# [Required task]
From the records, pick out and copy each line containing "Equalized".

(Records that describe figures)

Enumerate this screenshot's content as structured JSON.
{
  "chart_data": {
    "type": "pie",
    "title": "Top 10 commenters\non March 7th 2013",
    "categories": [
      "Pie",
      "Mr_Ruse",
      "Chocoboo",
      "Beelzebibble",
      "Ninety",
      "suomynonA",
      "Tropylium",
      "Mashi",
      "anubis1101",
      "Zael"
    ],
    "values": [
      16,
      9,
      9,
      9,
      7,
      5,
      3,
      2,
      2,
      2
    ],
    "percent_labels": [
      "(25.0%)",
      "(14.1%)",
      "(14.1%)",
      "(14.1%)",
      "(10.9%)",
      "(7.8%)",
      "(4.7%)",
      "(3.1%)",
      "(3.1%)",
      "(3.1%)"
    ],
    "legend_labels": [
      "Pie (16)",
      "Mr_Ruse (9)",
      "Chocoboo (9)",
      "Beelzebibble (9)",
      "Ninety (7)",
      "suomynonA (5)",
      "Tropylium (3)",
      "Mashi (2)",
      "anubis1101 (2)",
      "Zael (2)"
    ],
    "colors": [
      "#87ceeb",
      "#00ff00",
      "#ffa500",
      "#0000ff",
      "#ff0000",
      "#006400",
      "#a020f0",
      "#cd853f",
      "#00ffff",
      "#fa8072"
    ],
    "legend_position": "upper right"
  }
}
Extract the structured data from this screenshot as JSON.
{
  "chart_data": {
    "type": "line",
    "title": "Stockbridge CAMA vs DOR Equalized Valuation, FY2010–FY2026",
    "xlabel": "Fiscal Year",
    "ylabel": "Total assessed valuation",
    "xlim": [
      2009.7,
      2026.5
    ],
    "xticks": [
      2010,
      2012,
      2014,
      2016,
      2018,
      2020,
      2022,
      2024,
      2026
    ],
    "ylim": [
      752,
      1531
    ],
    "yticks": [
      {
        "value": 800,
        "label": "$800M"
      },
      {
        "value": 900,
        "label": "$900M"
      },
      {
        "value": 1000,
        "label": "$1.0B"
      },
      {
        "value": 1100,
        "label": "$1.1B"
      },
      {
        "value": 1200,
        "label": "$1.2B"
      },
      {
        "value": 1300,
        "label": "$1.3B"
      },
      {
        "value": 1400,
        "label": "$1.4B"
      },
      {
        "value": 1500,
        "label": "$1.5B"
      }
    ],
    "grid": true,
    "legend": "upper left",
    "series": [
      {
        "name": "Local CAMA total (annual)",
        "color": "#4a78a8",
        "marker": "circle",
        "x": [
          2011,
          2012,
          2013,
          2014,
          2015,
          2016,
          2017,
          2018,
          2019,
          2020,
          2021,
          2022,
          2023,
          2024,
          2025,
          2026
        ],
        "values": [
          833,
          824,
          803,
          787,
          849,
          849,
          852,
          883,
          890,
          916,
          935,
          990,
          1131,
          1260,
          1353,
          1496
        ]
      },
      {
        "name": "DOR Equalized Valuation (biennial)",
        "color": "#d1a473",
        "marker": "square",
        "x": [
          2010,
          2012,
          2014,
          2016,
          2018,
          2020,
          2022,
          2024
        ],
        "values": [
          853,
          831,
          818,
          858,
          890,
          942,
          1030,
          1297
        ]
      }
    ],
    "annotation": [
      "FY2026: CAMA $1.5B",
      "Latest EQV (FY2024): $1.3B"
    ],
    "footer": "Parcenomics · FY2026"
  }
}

# [Response to the task]
    "title": "Stockbridge CAMA vs DOR Equalized Valuation, FY2010–FY2026",
        "name": "DOR Equalized Valuation (biennial)",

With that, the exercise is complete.